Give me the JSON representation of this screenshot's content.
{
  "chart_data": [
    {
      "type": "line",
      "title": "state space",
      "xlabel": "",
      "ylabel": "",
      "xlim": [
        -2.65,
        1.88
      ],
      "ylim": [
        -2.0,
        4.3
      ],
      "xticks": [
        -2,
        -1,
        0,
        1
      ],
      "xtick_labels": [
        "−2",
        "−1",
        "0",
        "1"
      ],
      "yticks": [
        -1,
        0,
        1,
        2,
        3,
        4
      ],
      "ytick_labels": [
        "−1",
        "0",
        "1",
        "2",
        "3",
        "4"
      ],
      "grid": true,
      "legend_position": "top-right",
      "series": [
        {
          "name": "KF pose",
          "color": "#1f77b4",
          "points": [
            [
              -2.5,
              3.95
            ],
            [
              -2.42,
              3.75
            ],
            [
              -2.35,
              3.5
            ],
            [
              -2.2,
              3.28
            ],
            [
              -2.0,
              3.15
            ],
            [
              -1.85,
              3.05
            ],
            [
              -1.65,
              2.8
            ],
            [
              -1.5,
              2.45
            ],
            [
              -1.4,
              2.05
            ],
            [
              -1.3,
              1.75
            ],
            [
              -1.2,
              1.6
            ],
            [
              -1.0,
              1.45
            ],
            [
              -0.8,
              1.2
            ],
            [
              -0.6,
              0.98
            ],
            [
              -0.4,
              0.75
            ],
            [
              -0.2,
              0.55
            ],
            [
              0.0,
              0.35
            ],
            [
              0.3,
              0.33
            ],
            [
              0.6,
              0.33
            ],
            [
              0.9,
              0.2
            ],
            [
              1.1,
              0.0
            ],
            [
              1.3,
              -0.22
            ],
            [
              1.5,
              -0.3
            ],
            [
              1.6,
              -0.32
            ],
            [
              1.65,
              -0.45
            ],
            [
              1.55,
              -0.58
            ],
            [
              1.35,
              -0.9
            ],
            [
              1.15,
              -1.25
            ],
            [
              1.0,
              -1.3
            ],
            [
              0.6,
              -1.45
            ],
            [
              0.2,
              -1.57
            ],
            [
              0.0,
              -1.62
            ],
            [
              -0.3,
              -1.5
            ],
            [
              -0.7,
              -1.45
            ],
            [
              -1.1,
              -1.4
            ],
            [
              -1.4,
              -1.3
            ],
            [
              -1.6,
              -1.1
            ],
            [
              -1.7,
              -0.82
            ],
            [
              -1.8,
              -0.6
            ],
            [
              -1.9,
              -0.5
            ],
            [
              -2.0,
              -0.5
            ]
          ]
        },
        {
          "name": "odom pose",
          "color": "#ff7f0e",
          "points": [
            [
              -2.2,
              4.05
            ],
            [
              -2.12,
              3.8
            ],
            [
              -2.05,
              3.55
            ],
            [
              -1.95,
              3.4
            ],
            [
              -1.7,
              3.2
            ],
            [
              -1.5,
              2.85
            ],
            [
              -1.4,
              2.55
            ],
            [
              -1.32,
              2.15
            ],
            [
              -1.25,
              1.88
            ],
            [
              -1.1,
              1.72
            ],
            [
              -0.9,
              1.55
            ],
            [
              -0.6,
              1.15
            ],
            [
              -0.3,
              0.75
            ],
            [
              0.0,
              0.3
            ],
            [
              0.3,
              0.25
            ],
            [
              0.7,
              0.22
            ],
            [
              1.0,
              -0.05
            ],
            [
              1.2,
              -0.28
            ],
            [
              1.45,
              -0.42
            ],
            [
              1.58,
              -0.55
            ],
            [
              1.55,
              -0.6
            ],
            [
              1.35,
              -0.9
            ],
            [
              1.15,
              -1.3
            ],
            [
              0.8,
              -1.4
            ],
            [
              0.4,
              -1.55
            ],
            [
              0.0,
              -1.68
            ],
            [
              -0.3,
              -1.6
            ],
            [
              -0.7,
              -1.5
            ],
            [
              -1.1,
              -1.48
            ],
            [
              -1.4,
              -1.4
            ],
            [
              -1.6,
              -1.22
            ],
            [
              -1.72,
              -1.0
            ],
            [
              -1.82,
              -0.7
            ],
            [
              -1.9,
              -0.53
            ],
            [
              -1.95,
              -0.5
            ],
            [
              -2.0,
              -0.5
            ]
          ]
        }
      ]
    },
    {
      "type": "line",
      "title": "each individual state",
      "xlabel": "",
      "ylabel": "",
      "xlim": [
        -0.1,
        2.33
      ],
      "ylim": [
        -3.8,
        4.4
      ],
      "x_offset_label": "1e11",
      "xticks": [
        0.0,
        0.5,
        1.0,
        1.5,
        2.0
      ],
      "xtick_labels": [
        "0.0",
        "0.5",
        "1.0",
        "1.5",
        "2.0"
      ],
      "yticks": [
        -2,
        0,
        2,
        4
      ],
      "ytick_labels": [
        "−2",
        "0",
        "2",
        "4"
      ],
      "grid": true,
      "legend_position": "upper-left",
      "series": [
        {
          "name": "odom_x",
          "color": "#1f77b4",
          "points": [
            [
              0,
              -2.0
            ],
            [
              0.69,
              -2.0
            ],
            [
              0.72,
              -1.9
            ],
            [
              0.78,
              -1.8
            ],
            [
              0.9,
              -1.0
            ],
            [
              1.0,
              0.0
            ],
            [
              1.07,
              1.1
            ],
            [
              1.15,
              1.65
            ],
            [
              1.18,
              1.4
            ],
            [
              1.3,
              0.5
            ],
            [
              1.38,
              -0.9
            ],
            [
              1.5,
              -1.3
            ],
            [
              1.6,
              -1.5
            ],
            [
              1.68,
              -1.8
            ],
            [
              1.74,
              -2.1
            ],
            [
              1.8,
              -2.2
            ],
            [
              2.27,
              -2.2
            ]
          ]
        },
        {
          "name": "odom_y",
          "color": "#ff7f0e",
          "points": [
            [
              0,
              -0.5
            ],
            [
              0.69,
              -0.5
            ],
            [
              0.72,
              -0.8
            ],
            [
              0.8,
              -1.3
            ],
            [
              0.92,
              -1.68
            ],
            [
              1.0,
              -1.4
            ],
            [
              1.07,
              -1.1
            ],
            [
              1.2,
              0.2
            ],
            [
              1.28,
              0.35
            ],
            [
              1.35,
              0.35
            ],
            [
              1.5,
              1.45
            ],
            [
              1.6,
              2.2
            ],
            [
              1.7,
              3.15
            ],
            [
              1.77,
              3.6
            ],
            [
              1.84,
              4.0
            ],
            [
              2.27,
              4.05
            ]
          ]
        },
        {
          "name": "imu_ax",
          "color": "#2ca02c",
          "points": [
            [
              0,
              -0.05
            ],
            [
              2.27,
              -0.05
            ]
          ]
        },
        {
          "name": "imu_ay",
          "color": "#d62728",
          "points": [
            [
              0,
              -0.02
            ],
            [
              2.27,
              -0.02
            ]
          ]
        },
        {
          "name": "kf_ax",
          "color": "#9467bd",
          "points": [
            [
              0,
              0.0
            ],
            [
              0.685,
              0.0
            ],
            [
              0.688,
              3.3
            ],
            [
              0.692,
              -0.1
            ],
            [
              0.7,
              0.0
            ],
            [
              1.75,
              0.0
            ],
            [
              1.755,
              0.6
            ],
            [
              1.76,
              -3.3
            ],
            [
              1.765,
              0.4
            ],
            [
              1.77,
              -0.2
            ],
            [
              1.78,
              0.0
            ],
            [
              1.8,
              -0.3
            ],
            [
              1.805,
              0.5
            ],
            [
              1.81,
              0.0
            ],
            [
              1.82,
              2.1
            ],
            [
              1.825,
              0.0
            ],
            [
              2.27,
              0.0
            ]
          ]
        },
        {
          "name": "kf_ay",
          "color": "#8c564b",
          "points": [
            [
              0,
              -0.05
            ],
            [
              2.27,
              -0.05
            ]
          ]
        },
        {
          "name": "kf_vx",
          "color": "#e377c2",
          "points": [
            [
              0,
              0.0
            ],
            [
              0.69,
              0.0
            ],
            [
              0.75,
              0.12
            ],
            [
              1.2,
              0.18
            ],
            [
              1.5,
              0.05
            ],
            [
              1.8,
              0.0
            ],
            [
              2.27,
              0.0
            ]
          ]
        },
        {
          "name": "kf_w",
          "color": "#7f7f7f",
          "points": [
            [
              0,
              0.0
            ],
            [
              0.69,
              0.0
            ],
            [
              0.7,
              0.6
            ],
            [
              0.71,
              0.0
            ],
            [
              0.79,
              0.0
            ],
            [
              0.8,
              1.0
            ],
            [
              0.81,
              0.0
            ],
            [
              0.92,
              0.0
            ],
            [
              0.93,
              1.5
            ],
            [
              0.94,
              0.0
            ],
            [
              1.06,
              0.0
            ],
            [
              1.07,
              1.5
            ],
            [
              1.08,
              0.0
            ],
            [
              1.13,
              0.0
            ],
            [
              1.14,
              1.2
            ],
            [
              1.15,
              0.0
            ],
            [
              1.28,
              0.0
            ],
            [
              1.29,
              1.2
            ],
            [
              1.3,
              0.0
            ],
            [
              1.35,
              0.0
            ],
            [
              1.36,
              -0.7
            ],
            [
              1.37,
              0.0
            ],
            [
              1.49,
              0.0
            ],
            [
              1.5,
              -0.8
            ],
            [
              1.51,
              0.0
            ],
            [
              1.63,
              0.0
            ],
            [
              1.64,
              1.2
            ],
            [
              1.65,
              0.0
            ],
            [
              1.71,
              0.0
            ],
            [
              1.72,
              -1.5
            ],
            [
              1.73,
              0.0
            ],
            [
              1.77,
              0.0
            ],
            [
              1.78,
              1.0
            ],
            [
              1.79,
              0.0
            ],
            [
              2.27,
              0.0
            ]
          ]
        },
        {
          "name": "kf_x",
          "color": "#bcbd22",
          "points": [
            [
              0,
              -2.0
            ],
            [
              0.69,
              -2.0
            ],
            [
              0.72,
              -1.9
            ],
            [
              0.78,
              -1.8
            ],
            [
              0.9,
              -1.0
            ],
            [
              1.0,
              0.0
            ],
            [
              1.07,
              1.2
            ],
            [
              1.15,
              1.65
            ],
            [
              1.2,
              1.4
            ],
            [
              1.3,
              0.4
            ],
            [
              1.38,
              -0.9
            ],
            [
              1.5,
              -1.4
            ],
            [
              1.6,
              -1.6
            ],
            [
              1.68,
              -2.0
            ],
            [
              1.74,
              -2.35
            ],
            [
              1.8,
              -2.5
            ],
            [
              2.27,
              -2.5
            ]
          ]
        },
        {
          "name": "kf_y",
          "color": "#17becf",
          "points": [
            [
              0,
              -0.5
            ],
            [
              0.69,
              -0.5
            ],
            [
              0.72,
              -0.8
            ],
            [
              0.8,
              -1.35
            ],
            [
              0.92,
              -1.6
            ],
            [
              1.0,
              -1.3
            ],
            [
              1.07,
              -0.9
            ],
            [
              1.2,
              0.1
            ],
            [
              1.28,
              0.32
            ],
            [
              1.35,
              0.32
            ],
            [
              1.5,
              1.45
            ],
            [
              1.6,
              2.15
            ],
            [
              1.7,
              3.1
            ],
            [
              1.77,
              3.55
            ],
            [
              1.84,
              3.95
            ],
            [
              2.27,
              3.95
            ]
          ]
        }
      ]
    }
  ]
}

## What is required
Which lines of the data above contain "state"? Copy each one.

## Output of the exercise
      "title": "state space",
      "title": "each individual state",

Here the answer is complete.